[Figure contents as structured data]

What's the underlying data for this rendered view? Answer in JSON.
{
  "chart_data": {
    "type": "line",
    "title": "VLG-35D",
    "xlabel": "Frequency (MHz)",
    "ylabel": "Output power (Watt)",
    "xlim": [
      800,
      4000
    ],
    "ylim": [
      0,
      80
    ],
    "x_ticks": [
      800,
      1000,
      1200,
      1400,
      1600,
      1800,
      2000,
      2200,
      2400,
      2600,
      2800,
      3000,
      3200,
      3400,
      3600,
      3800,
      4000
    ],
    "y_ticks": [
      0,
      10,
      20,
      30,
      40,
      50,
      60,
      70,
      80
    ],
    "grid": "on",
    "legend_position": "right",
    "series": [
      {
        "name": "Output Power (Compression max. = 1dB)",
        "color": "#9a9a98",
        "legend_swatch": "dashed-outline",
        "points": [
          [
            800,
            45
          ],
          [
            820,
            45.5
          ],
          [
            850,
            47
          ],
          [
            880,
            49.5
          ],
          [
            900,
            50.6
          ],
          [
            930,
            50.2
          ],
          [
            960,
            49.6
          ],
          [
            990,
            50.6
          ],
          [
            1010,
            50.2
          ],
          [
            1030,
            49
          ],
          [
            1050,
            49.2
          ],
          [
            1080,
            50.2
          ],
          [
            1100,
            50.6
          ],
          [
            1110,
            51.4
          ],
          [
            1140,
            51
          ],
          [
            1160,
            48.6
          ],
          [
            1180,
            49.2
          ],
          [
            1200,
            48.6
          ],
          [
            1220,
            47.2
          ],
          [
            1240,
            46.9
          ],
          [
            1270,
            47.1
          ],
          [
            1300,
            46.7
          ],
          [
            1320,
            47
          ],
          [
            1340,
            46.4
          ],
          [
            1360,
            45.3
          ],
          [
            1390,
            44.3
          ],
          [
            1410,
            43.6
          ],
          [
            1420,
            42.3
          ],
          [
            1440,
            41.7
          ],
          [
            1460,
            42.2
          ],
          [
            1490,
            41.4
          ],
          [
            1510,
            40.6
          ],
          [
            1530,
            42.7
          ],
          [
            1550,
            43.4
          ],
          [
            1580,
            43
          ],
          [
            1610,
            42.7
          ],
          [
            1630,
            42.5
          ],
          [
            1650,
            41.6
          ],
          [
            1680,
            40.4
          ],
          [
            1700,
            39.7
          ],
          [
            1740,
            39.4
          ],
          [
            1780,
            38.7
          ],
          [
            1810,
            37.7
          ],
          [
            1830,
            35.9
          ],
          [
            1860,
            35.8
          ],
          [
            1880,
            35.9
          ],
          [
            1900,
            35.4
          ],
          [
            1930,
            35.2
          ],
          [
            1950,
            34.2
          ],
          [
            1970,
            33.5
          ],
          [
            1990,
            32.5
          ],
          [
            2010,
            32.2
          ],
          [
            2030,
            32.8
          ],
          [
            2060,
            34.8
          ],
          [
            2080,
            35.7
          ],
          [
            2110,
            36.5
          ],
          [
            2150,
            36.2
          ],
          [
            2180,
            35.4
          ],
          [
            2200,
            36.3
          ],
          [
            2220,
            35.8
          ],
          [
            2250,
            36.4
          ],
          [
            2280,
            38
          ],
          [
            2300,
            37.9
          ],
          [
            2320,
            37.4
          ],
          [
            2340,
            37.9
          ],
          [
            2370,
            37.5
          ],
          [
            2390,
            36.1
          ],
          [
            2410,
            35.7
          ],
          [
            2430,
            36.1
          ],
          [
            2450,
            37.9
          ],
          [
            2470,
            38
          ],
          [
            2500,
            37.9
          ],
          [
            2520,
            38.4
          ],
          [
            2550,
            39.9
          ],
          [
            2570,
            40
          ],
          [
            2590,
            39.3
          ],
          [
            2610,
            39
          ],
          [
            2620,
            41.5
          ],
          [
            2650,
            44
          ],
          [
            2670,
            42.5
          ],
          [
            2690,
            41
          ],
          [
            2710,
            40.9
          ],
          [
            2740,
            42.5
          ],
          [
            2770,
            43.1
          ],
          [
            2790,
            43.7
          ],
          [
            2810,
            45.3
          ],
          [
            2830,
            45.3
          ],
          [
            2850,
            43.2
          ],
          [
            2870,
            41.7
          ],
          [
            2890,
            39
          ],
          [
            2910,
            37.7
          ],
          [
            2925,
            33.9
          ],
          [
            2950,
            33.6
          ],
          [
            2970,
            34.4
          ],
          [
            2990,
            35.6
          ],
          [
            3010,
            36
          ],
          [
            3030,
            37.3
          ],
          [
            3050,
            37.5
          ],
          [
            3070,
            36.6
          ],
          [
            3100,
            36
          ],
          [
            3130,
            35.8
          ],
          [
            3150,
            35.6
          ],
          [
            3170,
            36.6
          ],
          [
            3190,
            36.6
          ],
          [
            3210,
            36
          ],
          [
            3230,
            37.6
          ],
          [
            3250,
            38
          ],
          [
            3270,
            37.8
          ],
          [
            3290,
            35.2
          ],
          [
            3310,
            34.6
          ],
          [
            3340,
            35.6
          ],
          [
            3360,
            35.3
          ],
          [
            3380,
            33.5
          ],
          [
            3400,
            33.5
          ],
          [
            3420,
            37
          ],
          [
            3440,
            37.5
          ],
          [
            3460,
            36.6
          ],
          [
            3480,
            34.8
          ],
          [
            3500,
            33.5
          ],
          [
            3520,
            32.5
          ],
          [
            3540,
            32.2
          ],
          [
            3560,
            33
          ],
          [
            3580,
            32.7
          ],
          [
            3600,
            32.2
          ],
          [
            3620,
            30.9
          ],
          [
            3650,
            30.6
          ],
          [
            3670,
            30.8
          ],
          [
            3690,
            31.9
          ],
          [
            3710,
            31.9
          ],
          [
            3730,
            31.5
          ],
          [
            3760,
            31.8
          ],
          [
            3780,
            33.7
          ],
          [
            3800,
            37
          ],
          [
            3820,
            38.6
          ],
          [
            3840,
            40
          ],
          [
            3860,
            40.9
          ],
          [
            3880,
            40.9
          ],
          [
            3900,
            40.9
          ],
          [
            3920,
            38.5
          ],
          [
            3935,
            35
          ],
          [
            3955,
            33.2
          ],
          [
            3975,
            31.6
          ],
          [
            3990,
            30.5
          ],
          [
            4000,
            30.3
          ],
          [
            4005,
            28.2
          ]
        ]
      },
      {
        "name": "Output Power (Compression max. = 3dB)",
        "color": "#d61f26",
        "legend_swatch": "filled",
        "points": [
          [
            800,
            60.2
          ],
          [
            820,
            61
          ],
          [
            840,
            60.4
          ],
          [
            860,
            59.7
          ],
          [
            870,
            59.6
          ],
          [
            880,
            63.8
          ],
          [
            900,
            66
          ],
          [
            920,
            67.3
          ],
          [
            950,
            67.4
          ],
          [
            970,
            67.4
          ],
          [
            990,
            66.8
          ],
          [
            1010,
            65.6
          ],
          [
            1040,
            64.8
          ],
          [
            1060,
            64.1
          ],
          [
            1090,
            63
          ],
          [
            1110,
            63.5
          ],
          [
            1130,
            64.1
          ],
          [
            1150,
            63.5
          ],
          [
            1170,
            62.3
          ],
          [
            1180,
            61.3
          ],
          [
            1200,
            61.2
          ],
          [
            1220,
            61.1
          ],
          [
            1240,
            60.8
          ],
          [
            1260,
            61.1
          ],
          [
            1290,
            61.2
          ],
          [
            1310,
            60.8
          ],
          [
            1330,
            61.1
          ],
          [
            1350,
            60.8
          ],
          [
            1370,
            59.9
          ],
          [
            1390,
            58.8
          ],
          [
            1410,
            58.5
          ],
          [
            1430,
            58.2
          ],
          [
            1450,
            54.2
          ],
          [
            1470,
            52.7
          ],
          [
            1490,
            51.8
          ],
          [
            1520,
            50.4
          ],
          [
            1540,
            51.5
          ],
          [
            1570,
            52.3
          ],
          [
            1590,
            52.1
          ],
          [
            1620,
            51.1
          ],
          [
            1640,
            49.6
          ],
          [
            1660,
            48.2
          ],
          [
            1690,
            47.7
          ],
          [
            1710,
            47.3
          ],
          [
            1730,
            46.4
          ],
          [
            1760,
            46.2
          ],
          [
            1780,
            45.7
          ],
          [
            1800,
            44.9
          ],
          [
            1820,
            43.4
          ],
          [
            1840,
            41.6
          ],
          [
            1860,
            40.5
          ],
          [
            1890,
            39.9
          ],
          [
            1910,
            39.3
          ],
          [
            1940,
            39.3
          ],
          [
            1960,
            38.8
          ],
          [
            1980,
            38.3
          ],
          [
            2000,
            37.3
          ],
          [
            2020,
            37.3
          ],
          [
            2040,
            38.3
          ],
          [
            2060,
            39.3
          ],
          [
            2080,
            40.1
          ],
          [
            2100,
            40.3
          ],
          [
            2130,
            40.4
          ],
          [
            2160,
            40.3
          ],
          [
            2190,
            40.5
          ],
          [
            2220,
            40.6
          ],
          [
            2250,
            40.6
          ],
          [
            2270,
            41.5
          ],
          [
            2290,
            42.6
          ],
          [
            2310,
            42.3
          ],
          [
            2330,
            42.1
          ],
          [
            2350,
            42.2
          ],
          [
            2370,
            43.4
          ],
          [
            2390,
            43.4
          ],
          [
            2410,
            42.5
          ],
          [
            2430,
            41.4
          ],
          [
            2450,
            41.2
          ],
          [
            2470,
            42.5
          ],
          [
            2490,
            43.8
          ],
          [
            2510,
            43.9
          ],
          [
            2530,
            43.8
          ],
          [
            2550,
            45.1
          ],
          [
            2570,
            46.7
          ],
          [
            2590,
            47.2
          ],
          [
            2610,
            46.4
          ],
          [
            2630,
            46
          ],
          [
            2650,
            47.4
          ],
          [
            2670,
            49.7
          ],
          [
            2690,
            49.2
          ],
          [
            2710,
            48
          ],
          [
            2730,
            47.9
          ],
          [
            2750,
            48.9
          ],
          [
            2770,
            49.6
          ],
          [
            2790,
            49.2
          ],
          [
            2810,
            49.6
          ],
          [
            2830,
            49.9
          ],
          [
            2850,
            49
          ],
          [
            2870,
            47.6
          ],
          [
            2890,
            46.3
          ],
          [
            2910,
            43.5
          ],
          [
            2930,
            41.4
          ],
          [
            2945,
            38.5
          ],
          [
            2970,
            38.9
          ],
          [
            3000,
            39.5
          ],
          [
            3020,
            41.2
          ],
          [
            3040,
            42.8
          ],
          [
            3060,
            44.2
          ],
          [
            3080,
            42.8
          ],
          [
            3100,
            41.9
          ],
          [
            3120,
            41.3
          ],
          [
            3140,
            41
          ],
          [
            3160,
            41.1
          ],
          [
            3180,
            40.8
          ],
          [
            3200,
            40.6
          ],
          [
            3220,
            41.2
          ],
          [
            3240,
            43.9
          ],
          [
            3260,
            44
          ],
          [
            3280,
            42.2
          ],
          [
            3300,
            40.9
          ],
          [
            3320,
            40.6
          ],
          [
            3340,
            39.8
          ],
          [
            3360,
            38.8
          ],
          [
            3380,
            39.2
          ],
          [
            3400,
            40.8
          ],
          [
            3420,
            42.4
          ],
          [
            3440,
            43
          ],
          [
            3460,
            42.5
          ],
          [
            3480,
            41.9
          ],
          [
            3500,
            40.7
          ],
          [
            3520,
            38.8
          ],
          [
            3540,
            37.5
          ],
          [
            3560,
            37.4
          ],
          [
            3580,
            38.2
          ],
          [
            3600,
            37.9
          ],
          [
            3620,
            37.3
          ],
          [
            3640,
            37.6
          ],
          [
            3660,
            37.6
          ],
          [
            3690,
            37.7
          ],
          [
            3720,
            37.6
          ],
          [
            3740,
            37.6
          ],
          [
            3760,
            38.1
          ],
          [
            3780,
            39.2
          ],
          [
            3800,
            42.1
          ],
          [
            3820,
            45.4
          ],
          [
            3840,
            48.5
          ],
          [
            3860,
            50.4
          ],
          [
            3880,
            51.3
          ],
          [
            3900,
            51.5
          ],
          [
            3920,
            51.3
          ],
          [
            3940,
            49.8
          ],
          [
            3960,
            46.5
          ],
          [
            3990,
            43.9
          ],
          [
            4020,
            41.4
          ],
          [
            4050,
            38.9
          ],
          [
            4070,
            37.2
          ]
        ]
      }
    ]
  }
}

> Set task: Select every line of the records holding the string "Output".

> Full solution:
    "ylabel": "Output power (Watt)",
        "name": "Output Power (Compression max. = 1dB)",
        "name": "Output Power (Compression max. = 3dB)",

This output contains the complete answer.